WHAT YOU ARE ASKED TO DO: Faithfully return all lines, omitting every embedded picture.

### DATA FOR PROCESSING

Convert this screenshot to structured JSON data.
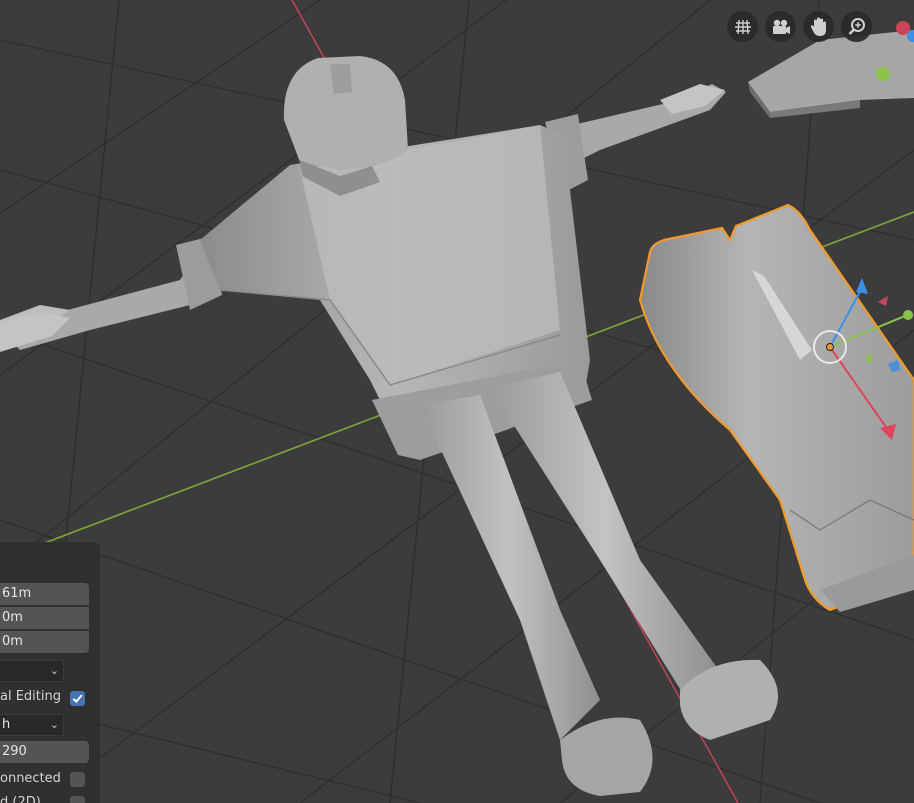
{
  "viewport": {
    "nav_icons": [
      "grid-icon",
      "camera-icon",
      "hand-pan-icon",
      "zoom-icon"
    ],
    "colors": {
      "background": "#3c3c3c",
      "grid": "#2f2f2f",
      "x_axis": "#c94457",
      "y_axis": "#7ca83a",
      "selection_outline": "#f09a2b",
      "gizmo_x": "#e0455b",
      "gizmo_y": "#8bc34a",
      "gizmo_z": "#3d8ee6"
    }
  },
  "panel": {
    "fields": [
      "61m",
      "0m",
      "0m"
    ],
    "dropdown_1": "",
    "proportional_label": "al Editing",
    "proportional_checked": true,
    "dropdown_2": "h",
    "size_value": "290",
    "connected_label": "onnected",
    "connected_checked": false,
    "projected_label": "d (2D)",
    "projected_checked": false
  }
}
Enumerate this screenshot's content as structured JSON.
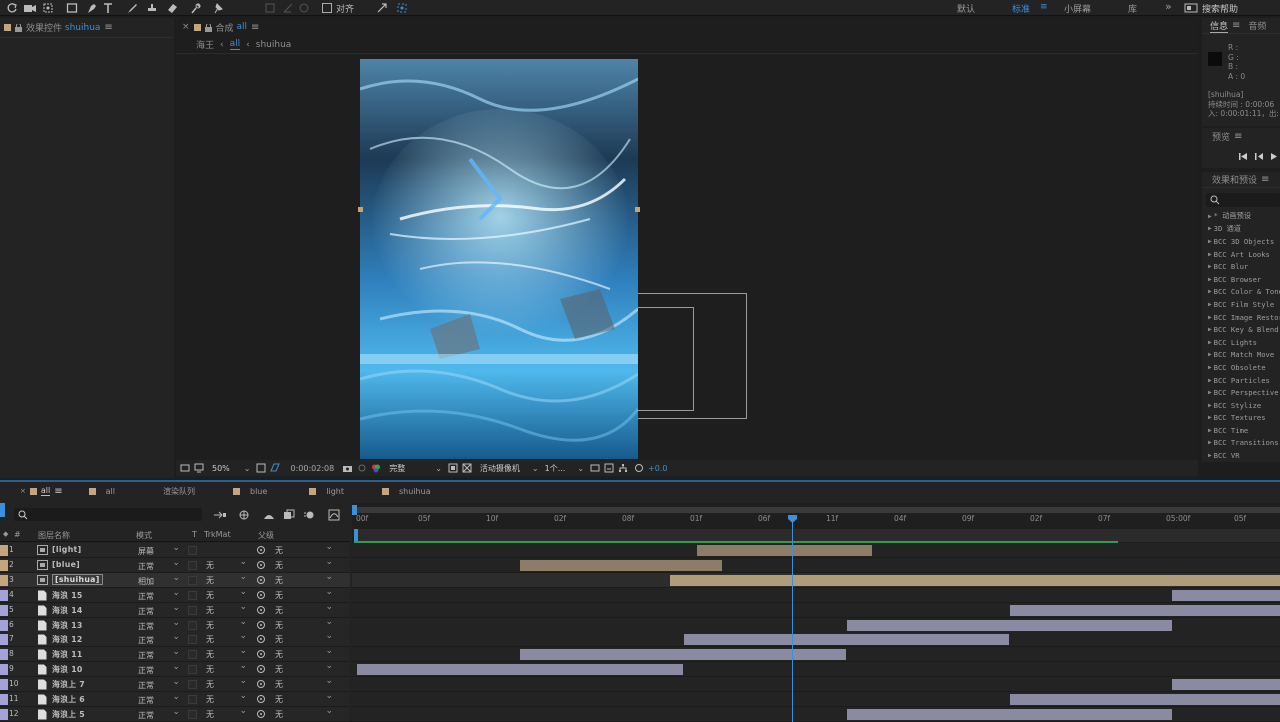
{
  "toolbar": {
    "align_label": "对齐",
    "workspaces": [
      "默认",
      "标准",
      "小屏幕",
      "库"
    ],
    "active_workspace": "标准",
    "more_label": "»",
    "search_help": "搜索帮助"
  },
  "effect_controls": {
    "title": "效果控件",
    "layer": "shuihua"
  },
  "composition": {
    "title_prefix": "合成",
    "comp_name": "all",
    "breadcrumbs": [
      "海王",
      "all",
      "shuihua"
    ],
    "footer": {
      "zoom": "50%",
      "timecode": "0:00:02:08",
      "quality": "完整",
      "camera": "活动摄像机",
      "views": "1个...",
      "exposure": "+0.0"
    }
  },
  "info_panel": {
    "tab_info": "信息",
    "tab_audio": "音频",
    "r": "R :",
    "g": "G :",
    "b": "B :",
    "a": "A : 0",
    "layer_name": "[shuihua]",
    "duration": "持续时间 : 0:00:06",
    "in_out": "入: 0:00:01:11，出:"
  },
  "preview_panel": {
    "title": "预览"
  },
  "effects_presets": {
    "title": "效果和预设",
    "items": [
      "* 动画预设",
      "3D 通道",
      "BCC 3D Objects",
      "BCC Art Looks",
      "BCC Blur",
      "BCC Browser",
      "BCC Color & Tone",
      "BCC Film Style",
      "BCC Image Restore",
      "BCC Key & Blend",
      "BCC Lights",
      "BCC Match Move",
      "BCC Obsolete",
      "BCC Particles",
      "BCC Perspective",
      "BCC Stylize",
      "BCC Textures",
      "BCC Time",
      "BCC Transitions",
      "BCC VR"
    ]
  },
  "timeline": {
    "tabs": [
      "all",
      "all",
      "渲染队列",
      "blue",
      "light",
      "shuihua"
    ],
    "headers": {
      "num": "#",
      "name": "图层名称",
      "mode": "模式",
      "t": "T",
      "trkmat": "TrkMat",
      "parent": "父级"
    },
    "ruler": [
      "00f",
      "05f",
      "10f",
      "02f",
      "08f",
      "01f",
      "06f",
      "11f",
      "04f",
      "09f",
      "02f",
      "07f",
      "05:00f",
      "05f"
    ],
    "layers": [
      {
        "num": "1",
        "name": "[light]",
        "mode": "屏幕",
        "trkmat": "",
        "parent": "无",
        "label": "#c4a57d",
        "icon": "comp"
      },
      {
        "num": "2",
        "name": "[blue]",
        "mode": "正常",
        "trkmat": "无",
        "parent": "无",
        "label": "#c4a57d",
        "icon": "comp"
      },
      {
        "num": "3",
        "name": "[shuihua]",
        "mode": "相加",
        "trkmat": "无",
        "parent": "无",
        "label": "#c4a57d",
        "icon": "comp"
      },
      {
        "num": "4",
        "name": "海浪 15",
        "mode": "正常",
        "trkmat": "无",
        "parent": "无",
        "label": "#a3a3d9",
        "icon": "file"
      },
      {
        "num": "5",
        "name": "海浪 14",
        "mode": "正常",
        "trkmat": "无",
        "parent": "无",
        "label": "#a3a3d9",
        "icon": "file"
      },
      {
        "num": "6",
        "name": "海浪 13",
        "mode": "正常",
        "trkmat": "无",
        "parent": "无",
        "label": "#a3a3d9",
        "icon": "file"
      },
      {
        "num": "7",
        "name": "海浪 12",
        "mode": "正常",
        "trkmat": "无",
        "parent": "无",
        "label": "#a3a3d9",
        "icon": "file"
      },
      {
        "num": "8",
        "name": "海浪 11",
        "mode": "正常",
        "trkmat": "无",
        "parent": "无",
        "label": "#a3a3d9",
        "icon": "file"
      },
      {
        "num": "9",
        "name": "海浪 10",
        "mode": "正常",
        "trkmat": "无",
        "parent": "无",
        "label": "#a3a3d9",
        "icon": "file"
      },
      {
        "num": "10",
        "name": "海浪上 7",
        "mode": "正常",
        "trkmat": "无",
        "parent": "无",
        "label": "#a3a3d9",
        "icon": "file"
      },
      {
        "num": "11",
        "name": "海浪上 6",
        "mode": "正常",
        "trkmat": "无",
        "parent": "无",
        "label": "#a3a3d9",
        "icon": "file"
      },
      {
        "num": "12",
        "name": "海浪上 5",
        "mode": "正常",
        "trkmat": "无",
        "parent": "无",
        "label": "#a3a3d9",
        "icon": "file"
      }
    ]
  },
  "colors": {
    "accent": "#3c8fd9",
    "comp_label": "#c4a57d",
    "footage_label": "#a3a3d9",
    "comp_bar": "#8d7d66",
    "footage_bar": "#8a8aa3",
    "work_area": "#2e9e4a"
  }
}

######

ANSWER TO THIS PROBLEM:
Convert this screenshot to structured JSON data.
{
  "viewport": {
    "nav_icons": [
      "grid-icon",
      "camera-icon",
      "hand-pan-icon",
      "zoom-icon"
    ],
    "colors": {
      "background": "#3c3c3c",
      "grid": "#2f2f2f",
      "x_axis": "#c94457",
      "y_axis": "#7ca83a",
      "selection_outline": "#f09a2b",
      "gizmo_x": "#e0455b",
      "gizmo_y": "#8bc34a",
      "gizmo_z": "#3d8ee6"
    }
  },
  "panel": {
    "fields": [
      "61m",
      "0m",
      "0m"
    ],
    "dropdown_1": "",
    "proportional_label": "al Editing",
    "proportional_checked": true,
    "dropdown_2": "h",
    "size_value": "290",
    "connected_label": "onnected",
    "connected_checked": false,
    "projected_label": "d (2D)",
    "projected_checked": false
  }
}
Enumerate this screenshot's content as structured JSON.
{
  "toolbar": {
    "align_label": "对齐",
    "workspaces": [
      "默认",
      "标准",
      "小屏幕",
      "库"
    ],
    "active_workspace": "标准",
    "more_label": "»",
    "search_help": "搜索帮助"
  },
  "effect_controls": {
    "title": "效果控件",
    "layer": "shuihua"
  },
  "composition": {
    "title_prefix": "合成",
    "comp_name": "all",
    "breadcrumbs": [
      "海王",
      "all",
      "shuihua"
    ],
    "footer": {
      "zoom": "50%",
      "timecode": "0:00:02:08",
      "quality": "完整",
      "camera": "活动摄像机",
      "views": "1个...",
      "exposure": "+0.0"
    }
  },
  "info_panel": {
    "tab_info": "信息",
    "tab_audio": "音频",
    "r": "R :",
    "g": "G :",
    "b": "B :",
    "a": "A : 0",
    "layer_name": "[shuihua]",
    "duration": "持续时间 : 0:00:06",
    "in_out": "入: 0:00:01:11，出:"
  },
  "preview_panel": {
    "title": "预览"
  },
  "effects_presets": {
    "title": "效果和预设",
    "items": [
      "* 动画预设",
      "3D 通道",
      "BCC 3D Objects",
      "BCC Art Looks",
      "BCC Blur",
      "BCC Browser",
      "BCC Color & Tone",
      "BCC Film Style",
      "BCC Image Restore",
      "BCC Key & Blend",
      "BCC Lights",
      "BCC Match Move",
      "BCC Obsolete",
      "BCC Particles",
      "BCC Perspective",
      "BCC Stylize",
      "BCC Textures",
      "BCC Time",
      "BCC Transitions",
      "BCC VR"
    ]
  },
  "timeline": {
    "tabs": [
      "all",
      "all",
      "渲染队列",
      "blue",
      "light",
      "shuihua"
    ],
    "headers": {
      "num": "#",
      "name": "图层名称",
      "mode": "模式",
      "t": "T",
      "trkmat": "TrkMat",
      "parent": "父级"
    },
    "ruler": [
      "00f",
      "05f",
      "10f",
      "02f",
      "08f",
      "01f",
      "06f",
      "11f",
      "04f",
      "09f",
      "02f",
      "07f",
      "05:00f",
      "05f"
    ],
    "layers": [
      {
        "num": "1",
        "name": "[light]",
        "mode": "屏幕",
        "trkmat": "",
        "parent": "无",
        "label": "#c4a57d",
        "icon": "comp"
      },
      {
        "num": "2",
        "name": "[blue]",
        "mode": "正常",
        "trkmat": "无",
        "parent": "无",
        "label": "#c4a57d",
        "icon": "comp"
      },
      {
        "num": "3",
        "name": "[shuihua]",
        "mode": "相加",
        "trkmat": "无",
        "parent": "无",
        "label": "#c4a57d",
        "icon": "comp"
      },
      {
        "num": "4",
        "name": "海浪 15",
        "mode": "正常",
        "trkmat": "无",
        "parent": "无",
        "label": "#a3a3d9",
        "icon": "file"
      },
      {
        "num": "5",
        "name": "海浪 14",
        "mode": "正常",
        "trkmat": "无",
        "parent": "无",
        "label": "#a3a3d9",
        "icon": "file"
      },
      {
        "num": "6",
        "name": "海浪 13",
        "mode": "正常",
        "trkmat": "无",
        "parent": "无",
        "label": "#a3a3d9",
        "icon": "file"
      },
      {
        "num": "7",
        "name": "海浪 12",
        "mode": "正常",
        "trkmat": "无",
        "parent": "无",
        "label": "#a3a3d9",
        "icon": "file"
      },
      {
        "num": "8",
        "name": "海浪 11",
        "mode": "正常",
        "trkmat": "无",
        "parent": "无",
        "label": "#a3a3d9",
        "icon": "file"
      },
      {
        "num": "9",
        "name": "海浪 10",
        "mode": "正常",
        "trkmat": "无",
        "parent": "无",
        "label": "#a3a3d9",
        "icon": "file"
      },
      {
        "num": "10",
        "name": "海浪上 7",
        "mode": "正常",
        "trkmat": "无",
        "parent": "无",
        "label": "#a3a3d9",
        "icon": "file"
      },
      {
        "num": "11",
        "name": "海浪上 6",
        "mode": "正常",
        "trkmat": "无",
        "parent": "无",
        "label": "#a3a3d9",
        "icon": "file"
      },
      {
        "num": "12",
        "name": "海浪上 5",
        "mode": "正常",
        "trkmat": "无",
        "parent": "无",
        "label": "#a3a3d9",
        "icon": "file"
      }
    ]
  },
  "colors": {
    "accent": "#3c8fd9",
    "comp_label": "#c4a57d",
    "footage_label": "#a3a3d9",
    "comp_bar": "#8d7d66",
    "footage_bar": "#8a8aa3",
    "work_area": "#2e9e4a"
  }
}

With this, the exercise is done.